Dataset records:
* * * *

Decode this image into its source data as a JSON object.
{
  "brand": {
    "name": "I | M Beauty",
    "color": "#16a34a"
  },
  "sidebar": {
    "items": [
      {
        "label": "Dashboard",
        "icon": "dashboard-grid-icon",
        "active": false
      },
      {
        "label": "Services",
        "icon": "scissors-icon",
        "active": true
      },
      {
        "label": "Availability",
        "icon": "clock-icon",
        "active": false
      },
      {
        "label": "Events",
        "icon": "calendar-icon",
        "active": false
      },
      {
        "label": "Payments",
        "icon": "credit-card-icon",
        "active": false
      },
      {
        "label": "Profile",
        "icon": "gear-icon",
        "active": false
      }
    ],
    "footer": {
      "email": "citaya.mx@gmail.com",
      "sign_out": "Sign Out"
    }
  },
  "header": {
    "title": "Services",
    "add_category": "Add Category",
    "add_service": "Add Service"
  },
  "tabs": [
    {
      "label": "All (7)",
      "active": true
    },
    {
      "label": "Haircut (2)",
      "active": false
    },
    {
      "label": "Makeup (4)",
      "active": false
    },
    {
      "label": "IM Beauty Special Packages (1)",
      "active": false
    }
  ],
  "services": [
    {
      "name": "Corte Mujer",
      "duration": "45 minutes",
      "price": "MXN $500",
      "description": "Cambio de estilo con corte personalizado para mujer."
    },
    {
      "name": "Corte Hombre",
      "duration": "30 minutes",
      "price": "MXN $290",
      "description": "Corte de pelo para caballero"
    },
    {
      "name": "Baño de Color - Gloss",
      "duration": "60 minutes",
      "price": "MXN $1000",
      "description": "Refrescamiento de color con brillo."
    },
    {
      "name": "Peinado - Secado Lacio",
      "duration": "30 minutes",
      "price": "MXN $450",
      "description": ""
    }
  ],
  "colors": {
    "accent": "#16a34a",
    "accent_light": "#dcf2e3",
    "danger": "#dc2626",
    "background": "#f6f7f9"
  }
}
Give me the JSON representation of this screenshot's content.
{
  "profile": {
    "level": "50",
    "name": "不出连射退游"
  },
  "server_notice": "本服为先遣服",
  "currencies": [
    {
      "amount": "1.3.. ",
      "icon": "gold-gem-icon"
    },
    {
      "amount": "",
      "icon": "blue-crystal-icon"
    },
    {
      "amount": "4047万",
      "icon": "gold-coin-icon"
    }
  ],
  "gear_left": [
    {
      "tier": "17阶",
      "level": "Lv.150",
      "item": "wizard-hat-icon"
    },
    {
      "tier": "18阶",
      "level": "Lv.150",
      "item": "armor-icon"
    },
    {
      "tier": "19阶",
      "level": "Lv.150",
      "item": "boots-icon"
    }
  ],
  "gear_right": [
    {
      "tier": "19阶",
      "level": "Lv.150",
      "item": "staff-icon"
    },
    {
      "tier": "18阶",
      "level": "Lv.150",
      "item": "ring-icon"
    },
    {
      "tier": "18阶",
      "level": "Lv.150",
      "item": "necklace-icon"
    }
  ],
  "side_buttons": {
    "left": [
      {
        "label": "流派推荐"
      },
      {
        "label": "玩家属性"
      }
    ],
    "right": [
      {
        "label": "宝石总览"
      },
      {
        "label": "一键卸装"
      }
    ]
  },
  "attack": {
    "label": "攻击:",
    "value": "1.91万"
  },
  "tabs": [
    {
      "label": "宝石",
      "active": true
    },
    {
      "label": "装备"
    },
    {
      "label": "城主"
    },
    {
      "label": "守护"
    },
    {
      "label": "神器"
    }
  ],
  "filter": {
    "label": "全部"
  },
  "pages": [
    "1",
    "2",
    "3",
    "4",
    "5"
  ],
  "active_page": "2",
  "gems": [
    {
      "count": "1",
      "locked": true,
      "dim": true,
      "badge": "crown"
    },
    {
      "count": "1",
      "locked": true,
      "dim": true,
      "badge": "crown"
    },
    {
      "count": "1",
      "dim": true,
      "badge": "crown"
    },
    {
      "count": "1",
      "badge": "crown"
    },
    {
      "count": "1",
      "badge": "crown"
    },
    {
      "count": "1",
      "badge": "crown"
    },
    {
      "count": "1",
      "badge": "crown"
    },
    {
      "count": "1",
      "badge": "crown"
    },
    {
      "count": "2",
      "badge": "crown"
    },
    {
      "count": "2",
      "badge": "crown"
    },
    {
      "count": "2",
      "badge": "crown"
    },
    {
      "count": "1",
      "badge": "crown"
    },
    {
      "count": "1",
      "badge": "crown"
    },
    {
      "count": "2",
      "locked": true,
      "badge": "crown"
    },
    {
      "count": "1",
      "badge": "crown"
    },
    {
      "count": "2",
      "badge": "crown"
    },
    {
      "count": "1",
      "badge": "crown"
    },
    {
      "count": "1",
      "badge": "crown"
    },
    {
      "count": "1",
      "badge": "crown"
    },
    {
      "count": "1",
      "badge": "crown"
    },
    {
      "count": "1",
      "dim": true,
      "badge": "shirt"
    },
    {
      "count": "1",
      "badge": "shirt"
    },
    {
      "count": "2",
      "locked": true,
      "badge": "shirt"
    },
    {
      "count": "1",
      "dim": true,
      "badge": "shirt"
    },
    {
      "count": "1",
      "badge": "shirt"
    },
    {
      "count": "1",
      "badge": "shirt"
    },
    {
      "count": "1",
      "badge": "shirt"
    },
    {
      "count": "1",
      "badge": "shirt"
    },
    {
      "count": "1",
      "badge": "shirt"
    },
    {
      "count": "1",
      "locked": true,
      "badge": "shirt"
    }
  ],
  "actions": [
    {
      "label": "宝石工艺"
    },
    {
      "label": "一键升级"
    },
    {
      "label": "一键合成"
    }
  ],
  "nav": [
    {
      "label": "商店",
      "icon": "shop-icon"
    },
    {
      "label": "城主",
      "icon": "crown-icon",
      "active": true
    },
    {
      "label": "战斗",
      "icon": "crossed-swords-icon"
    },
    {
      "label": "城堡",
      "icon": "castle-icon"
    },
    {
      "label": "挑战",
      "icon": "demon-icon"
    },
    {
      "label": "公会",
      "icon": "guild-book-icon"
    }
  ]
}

* * * *

• [Written request]
Output the listing above word for word.

• [Exercise solution]
Decode this image into its source data as a JSON object.
{
  "brand": {
    "name": "I | M Beauty",
    "color": "#16a34a"
  },
  "sidebar": {
    "items": [
      {
        "label": "Dashboard",
        "icon": "dashboard-grid-icon",
        "active": false
      },
      {
        "label": "Services",
        "icon": "scissors-icon",
        "active": true
      },
      {
        "label": "Availability",
        "icon": "clock-icon",
        "active": false
      },
      {
        "label": "Events",
        "icon": "calendar-icon",
        "active": false
      },
      {
        "label": "Payments",
        "icon": "credit-card-icon",
        "active": false
      },
      {
        "label": "Profile",
        "icon": "gear-icon",
        "active": false
      }
    ],
    "footer": {
      "email": "citaya.mx@gmail.com",
      "sign_out": "Sign Out"
    }
  },
  "header": {
    "title": "Services",
    "add_category": "Add Category",
    "add_service": "Add Service"
  },
  "tabs": [
    {
      "label": "All (7)",
      "active": true
    },
    {
      "label": "Haircut (2)",
      "active": false
    },
    {
      "label": "Makeup (4)",
      "active": false
    },
    {
      "label": "IM Beauty Special Packages (1)",
      "active": false
    }
  ],
  "services": [
    {
      "name": "Corte Mujer",
      "duration": "45 minutes",
      "price": "MXN $500",
      "description": "Cambio de estilo con corte personalizado para mujer."
    },
    {
      "name": "Corte Hombre",
      "duration": "30 minutes",
      "price": "MXN $290",
      "description": "Corte de pelo para caballero"
    },
    {
      "name": "Baño de Color - Gloss",
      "duration": "60 minutes",
      "price": "MXN $1000",
      "description": "Refrescamiento de color con brillo."
    },
    {
      "name": "Peinado - Secado Lacio",
      "duration": "30 minutes",
      "price": "MXN $450",
      "description": ""
    }
  ],
  "colors": {
    "accent": "#16a34a",
    "accent_light": "#dcf2e3",
    "danger": "#dc2626",
    "background": "#f6f7f9"
  }
}
Give me the JSON representation of this screenshot's content.
{
  "profile": {
    "level": "50",
    "name": "不出连射退游"
  },
  "server_notice": "本服为先遣服",
  "currencies": [
    {
      "amount": "1.3.. ",
      "icon": "gold-gem-icon"
    },
    {
      "amount": "",
      "icon": "blue-crystal-icon"
    },
    {
      "amount": "4047万",
      "icon": "gold-coin-icon"
    }
  ],
  "gear_left": [
    {
      "tier": "17阶",
      "level": "Lv.150",
      "item": "wizard-hat-icon"
    },
    {
      "tier": "18阶",
      "level": "Lv.150",
      "item": "armor-icon"
    },
    {
      "tier": "19阶",
      "level": "Lv.150",
      "item": "boots-icon"
    }
  ],
  "gear_right": [
    {
      "tier": "19阶",
      "level": "Lv.150",
      "item": "staff-icon"
    },
    {
      "tier": "18阶",
      "level": "Lv.150",
      "item": "ring-icon"
    },
    {
      "tier": "18阶",
      "level": "Lv.150",
      "item": "necklace-icon"
    }
  ],
  "side_buttons": {
    "left": [
      {
        "label": "流派推荐"
      },
      {
        "label": "玩家属性"
      }
    ],
    "right": [
      {
        "label": "宝石总览"
      },
      {
        "label": "一键卸装"
      }
    ]
  },
  "attack": {
    "label": "攻击:",
    "value": "1.91万"
  },
  "tabs": [
    {
      "label": "宝石",
      "active": true
    },
    {
      "label": "装备"
    },
    {
      "label": "城主"
    },
    {
      "label": "守护"
    },
    {
      "label": "神器"
    }
  ],
  "filter": {
    "label": "全部"
  },
  "pages": [
    "1",
    "2",
    "3",
    "4",
    "5"
  ],
  "active_page": "2",
  "gems": [
    {
      "count": "1",
      "locked": true,
      "dim": true,
      "badge": "crown"
    },
    {
      "count": "1",
      "locked": true,
      "dim": true,
      "badge": "crown"
    },
    {
      "count": "1",
      "dim": true,
      "badge": "crown"
    },
    {
      "count": "1",
      "badge": "crown"
    },
    {
      "count": "1",
      "badge": "crown"
    },
    {
      "count": "1",
      "badge": "crown"
    },
    {
      "count": "1",
      "badge": "crown"
    },
    {
      "count": "1",
      "badge": "crown"
    },
    {
      "count": "2",
      "badge": "crown"
    },
    {
      "count": "2",
      "badge": "crown"
    },
    {
      "count": "2",
      "badge": "crown"
    },
    {
      "count": "1",
      "badge": "crown"
    },
    {
      "count": "1",
      "badge": "crown"
    },
    {
      "count": "2",
      "locked": true,
      "badge": "crown"
    },
    {
      "count": "1",
      "badge": "crown"
    },
    {
      "count": "2",
      "badge": "crown"
    },
    {
      "count": "1",
      "badge": "crown"
    },
    {
      "count": "1",
      "badge": "crown"
    },
    {
      "count": "1",
      "badge": "crown"
    },
    {
      "count": "1",
      "badge": "crown"
    },
    {
      "count": "1",
      "dim": true,
      "badge": "shirt"
    },
    {
      "count": "1",
      "badge": "shirt"
    },
    {
      "count": "2",
      "locked": true,
      "badge": "shirt"
    },
    {
      "count": "1",
      "dim": true,
      "badge": "shirt"
    },
    {
      "count": "1",
      "badge": "shirt"
    },
    {
      "count": "1",
      "badge": "shirt"
    },
    {
      "count": "1",
      "badge": "shirt"
    },
    {
      "count": "1",
      "badge": "shirt"
    },
    {
      "count": "1",
      "badge": "shirt"
    },
    {
      "count": "1",
      "locked": true,
      "badge": "shirt"
    }
  ],
  "actions": [
    {
      "label": "宝石工艺"
    },
    {
      "label": "一键升级"
    },
    {
      "label": "一键合成"
    }
  ],
  "nav": [
    {
      "label": "商店",
      "icon": "shop-icon"
    },
    {
      "label": "城主",
      "icon": "crown-icon",
      "active": true
    },
    {
      "label": "战斗",
      "icon": "crossed-swords-icon"
    },
    {
      "label": "城堡",
      "icon": "castle-icon"
    },
    {
      "label": "挑战",
      "icon": "demon-icon"
    },
    {
      "label": "公会",
      "icon": "guild-book-icon"
    }
  ]
}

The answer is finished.